◆ **EXCERPTED PASSAGE**
>> Begin
# A worthy replacement for "the" Z-5500?



## bim27142 (May 15, 2013)

Ok, I came across a local forum site and it was brought up about the best 2.0 or 2.1 midrange speaker setup.

It was suggested there to use Swans M50W and this is the first time I've heard about it but it seriously got my attention when I started doing some further research about it.

Now, I am thinking of ditching my Logitech Z-5500 for a set of Swans M50W. I know it's not of the same playing field but somehow I would say that my "taste" probably have changed (or matured should I say) over the years and I no longer really have the need for a 5.1 PC setup.

Some reasons that I considered:
- 5.1 has lots of wires and speakers and my living room is getting crowded
- My new place now is rather small and I couldn't even go past 4 for the volume since I am afraid my neighbors will knock and demand an eviction... 
- I now wanted cleaner, purer sounding system rather than pure SPL power and booming bass... I could say I am still a little bit of a bass head so I probably consider myself somewhere in between a purist and a bass head.

So... my golden question is, will this be a logical move or it's just a waste of time, effort, and money?


----------



## Rickkins (Jan 2, 2014)

Pity that there were no responses to this, because I was wondering the same thing...
>> End
◆ **WHAT YOU ARE ASKED TO DO**
Extend the forum thread about replacing the Logitech Z-5500 speakers, picking up right after its final post.

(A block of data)
>> Begin
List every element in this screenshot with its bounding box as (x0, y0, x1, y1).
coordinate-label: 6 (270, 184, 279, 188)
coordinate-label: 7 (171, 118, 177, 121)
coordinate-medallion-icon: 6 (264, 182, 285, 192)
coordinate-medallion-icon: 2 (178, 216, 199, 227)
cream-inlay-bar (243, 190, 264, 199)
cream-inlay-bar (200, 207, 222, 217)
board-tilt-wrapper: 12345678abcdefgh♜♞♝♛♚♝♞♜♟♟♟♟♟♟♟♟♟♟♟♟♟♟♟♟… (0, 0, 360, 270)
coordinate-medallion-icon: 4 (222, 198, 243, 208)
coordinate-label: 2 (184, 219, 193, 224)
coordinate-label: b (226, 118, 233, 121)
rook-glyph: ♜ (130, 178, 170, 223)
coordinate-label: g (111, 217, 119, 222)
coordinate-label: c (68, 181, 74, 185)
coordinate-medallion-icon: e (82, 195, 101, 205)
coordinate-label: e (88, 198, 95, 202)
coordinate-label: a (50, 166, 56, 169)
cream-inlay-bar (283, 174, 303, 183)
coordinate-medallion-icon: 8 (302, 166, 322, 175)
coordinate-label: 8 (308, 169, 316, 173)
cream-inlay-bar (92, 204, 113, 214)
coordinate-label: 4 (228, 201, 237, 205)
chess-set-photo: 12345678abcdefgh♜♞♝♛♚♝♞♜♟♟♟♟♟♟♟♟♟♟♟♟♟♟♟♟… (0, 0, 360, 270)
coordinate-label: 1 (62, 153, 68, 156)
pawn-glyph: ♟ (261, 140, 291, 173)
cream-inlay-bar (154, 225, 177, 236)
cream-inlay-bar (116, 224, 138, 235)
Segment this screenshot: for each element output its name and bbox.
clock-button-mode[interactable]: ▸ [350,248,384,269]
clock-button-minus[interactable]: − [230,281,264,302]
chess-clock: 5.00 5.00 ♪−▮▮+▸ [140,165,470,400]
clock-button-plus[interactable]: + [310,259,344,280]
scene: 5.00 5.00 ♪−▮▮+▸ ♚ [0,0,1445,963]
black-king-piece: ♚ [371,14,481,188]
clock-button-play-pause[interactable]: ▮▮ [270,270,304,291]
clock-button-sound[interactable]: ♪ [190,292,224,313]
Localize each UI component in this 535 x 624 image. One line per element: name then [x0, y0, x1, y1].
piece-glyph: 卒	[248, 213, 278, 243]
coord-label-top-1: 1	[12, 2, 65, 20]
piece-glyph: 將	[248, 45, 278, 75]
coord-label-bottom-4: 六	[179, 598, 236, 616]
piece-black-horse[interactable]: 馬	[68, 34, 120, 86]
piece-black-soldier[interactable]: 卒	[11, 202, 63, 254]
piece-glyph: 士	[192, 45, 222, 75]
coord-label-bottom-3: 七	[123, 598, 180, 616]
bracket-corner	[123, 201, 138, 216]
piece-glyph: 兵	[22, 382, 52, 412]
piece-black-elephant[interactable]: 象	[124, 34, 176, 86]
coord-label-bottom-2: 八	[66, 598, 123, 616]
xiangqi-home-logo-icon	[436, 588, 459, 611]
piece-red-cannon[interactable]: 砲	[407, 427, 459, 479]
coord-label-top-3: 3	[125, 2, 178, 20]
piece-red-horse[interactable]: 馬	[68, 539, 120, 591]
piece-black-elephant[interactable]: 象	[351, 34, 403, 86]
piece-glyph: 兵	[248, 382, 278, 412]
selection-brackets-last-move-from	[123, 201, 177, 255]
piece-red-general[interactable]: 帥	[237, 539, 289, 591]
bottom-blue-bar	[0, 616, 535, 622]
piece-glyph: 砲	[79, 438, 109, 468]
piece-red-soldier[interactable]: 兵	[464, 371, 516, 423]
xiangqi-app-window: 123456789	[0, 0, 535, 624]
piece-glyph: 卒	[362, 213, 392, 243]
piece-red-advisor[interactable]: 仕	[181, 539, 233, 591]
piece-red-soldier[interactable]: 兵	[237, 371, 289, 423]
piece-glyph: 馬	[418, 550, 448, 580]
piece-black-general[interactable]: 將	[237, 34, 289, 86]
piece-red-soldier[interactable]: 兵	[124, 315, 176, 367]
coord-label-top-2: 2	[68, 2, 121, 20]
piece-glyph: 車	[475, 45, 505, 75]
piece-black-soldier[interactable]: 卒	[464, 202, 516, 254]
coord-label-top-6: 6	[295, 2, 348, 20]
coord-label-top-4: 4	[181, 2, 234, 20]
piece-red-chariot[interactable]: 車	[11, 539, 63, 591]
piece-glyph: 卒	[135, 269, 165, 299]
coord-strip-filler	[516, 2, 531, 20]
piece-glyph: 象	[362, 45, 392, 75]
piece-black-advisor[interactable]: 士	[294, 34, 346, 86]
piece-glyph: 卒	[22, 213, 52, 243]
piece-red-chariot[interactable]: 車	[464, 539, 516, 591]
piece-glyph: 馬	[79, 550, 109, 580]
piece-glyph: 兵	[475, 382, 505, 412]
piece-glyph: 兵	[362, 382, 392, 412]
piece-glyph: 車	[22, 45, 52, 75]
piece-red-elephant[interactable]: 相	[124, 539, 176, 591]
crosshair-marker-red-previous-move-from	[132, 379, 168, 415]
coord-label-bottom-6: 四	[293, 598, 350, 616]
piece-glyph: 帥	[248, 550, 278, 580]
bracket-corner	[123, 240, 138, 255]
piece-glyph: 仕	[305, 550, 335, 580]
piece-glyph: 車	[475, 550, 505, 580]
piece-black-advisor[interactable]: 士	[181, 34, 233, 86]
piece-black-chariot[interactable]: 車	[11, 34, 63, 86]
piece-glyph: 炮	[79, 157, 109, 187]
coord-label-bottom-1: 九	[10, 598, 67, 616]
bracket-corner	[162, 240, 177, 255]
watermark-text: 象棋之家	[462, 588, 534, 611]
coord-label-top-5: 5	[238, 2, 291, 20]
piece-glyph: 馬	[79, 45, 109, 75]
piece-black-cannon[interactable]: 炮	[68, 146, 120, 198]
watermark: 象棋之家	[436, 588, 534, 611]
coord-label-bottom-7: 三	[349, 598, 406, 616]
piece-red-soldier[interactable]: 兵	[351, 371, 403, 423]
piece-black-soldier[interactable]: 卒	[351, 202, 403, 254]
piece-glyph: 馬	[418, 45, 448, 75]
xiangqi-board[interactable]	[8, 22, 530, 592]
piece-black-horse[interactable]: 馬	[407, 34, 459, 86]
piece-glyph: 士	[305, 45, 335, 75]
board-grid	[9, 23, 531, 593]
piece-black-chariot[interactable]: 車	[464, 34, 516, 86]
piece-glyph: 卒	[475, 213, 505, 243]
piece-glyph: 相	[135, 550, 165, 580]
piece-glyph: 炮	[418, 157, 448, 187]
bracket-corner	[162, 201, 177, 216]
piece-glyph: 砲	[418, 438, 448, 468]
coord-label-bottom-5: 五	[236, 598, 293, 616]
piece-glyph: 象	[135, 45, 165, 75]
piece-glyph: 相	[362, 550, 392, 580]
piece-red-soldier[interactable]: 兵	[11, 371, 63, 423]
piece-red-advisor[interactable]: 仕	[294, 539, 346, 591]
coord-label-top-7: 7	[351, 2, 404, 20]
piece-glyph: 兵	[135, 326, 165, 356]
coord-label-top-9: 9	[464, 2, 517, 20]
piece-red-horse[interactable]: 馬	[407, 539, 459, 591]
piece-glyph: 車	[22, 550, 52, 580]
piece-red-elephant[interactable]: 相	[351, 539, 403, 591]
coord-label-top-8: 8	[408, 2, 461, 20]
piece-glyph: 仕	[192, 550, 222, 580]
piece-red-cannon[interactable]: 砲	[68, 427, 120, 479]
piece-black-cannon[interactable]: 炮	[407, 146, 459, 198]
>> End
◆ **RESPONSE TO THIS TASK**
----------



## Dent1 (Jan 3, 2014)

Rickkins said:


> Pity that there were no responses to this, because I was wondering the same thing...



It really depends what you use your PC for.  If you are looking for a stereo setup a pair of Studio Monitors and stereo amplifier. If you're looking for surround setup, a Home Theatre System and bookshelf speakers for the rears, floor standing for the fronts - if your room size permits.


----------



## Kursah (Jan 3, 2014)

Making your own hi-fi system out of components. Get a receiver like my Denon AVR-1613 (got for ~$200 refurbished with 1-year warranty from accessories4less.com), get some speakers (my Pioneer SP21's are awesome!) and a powered sub (my Dayton Sub-100 sounds great!). 

My 2.1 setup is very loud and powerful when I want it to be, and very crisp, clear, the lows are deep and punchy...it sounds amazing.

I've heard SWAN makes a nice setup, and I suppose if you space is a concern go with an integrated setup. I'm glad I sacrificed space for sound. If you want affordable bass check out the Dayton Sub-100 replacement. Here's a link to a thread when I was making decisions a couple years ago...I would not recommend the Dayton Class-T Amp...though it was pretty good..for 2X the price I got 10X the power and SQ.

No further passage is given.